** Start SOURCE RECORDS **
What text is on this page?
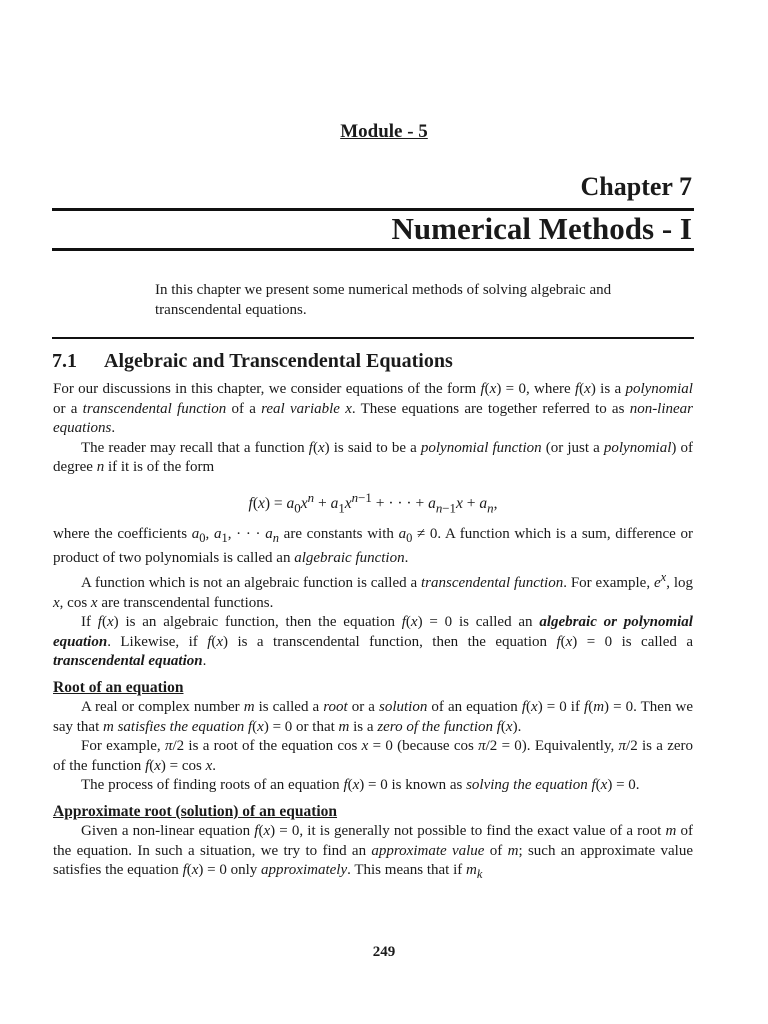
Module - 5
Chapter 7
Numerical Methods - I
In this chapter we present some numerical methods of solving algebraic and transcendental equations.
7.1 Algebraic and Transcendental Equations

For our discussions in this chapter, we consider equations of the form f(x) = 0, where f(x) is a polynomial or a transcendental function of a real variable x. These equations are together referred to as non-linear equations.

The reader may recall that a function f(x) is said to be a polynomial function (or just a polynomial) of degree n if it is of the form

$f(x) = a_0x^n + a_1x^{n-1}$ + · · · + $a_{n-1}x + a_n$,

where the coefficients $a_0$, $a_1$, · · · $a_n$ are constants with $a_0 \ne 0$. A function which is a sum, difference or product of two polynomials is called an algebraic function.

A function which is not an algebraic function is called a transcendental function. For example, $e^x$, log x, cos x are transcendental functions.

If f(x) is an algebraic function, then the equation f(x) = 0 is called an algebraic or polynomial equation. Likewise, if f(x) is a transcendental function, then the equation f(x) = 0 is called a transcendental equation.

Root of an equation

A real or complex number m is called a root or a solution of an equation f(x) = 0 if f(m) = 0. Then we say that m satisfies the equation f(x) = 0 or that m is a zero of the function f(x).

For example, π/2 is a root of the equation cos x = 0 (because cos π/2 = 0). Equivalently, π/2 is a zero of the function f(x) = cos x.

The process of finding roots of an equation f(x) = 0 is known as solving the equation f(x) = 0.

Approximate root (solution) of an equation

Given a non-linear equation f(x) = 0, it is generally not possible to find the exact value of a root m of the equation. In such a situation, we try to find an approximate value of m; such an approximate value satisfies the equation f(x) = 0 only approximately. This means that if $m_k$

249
** End SOURCE RECORDS **
** Start SOURCE RECORDS **
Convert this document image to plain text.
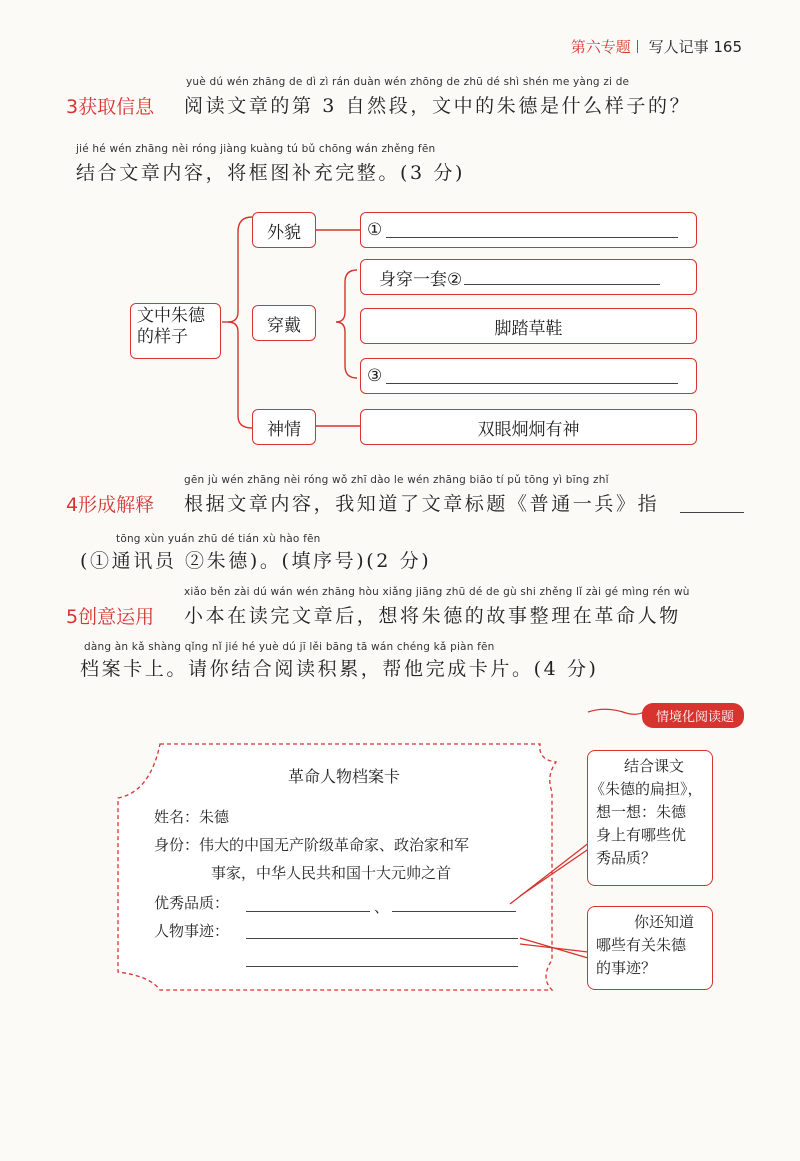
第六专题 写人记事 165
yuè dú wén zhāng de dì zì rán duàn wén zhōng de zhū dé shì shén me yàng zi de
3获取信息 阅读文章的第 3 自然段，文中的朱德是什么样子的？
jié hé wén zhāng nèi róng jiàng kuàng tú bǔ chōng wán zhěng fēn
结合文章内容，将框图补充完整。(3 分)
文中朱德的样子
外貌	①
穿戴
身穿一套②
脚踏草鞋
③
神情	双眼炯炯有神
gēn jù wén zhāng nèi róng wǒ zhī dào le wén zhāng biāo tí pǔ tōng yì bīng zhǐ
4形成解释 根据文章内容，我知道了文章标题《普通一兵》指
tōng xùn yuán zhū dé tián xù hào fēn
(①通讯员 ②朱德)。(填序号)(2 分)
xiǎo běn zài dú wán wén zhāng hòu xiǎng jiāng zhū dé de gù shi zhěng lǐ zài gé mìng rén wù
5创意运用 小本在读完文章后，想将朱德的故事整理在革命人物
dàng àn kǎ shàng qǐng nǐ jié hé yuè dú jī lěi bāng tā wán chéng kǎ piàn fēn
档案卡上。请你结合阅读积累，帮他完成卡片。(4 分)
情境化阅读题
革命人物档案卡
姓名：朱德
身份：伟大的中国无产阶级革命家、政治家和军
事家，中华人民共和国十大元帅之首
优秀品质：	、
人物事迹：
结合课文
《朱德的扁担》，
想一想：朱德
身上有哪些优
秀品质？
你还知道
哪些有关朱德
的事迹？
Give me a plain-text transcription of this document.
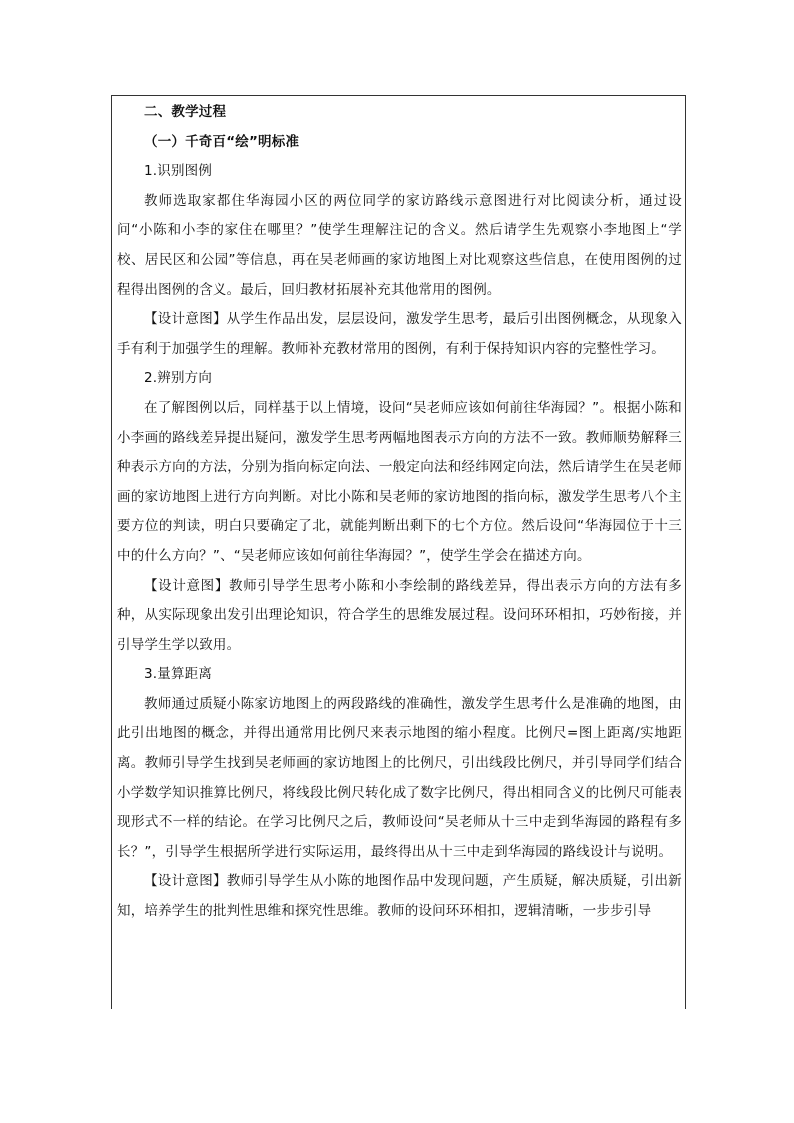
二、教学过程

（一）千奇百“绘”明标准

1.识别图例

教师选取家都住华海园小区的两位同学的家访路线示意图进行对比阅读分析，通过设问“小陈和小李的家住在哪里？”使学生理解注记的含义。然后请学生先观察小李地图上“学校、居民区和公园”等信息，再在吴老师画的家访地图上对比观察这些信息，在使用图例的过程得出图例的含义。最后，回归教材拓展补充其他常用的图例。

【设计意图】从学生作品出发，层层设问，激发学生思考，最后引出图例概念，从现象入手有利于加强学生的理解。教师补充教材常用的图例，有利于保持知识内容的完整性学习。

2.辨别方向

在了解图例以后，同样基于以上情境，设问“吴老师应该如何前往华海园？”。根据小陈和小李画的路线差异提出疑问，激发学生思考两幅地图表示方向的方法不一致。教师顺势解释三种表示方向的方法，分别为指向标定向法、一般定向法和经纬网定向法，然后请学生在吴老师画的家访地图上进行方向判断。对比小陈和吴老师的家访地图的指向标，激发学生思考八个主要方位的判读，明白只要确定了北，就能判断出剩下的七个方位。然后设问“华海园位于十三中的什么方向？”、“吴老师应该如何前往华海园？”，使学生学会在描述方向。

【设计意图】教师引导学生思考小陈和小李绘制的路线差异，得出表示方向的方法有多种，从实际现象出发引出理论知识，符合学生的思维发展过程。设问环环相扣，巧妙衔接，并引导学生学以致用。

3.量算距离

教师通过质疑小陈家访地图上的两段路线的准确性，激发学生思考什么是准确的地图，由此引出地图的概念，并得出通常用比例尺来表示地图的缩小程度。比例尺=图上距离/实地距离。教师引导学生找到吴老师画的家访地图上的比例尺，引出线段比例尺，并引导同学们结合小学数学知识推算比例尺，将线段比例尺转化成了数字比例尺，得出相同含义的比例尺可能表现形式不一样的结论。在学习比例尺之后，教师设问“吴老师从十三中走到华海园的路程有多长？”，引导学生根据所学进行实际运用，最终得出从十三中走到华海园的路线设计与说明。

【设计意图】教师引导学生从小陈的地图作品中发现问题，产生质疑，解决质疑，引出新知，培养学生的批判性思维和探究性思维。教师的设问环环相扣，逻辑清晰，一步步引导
** End SOURCE RECORDS **
Copy each line that contains the word "text".

What text is on this page?
Convert this document image to plain text.
Give me a plain-text transcription of this document.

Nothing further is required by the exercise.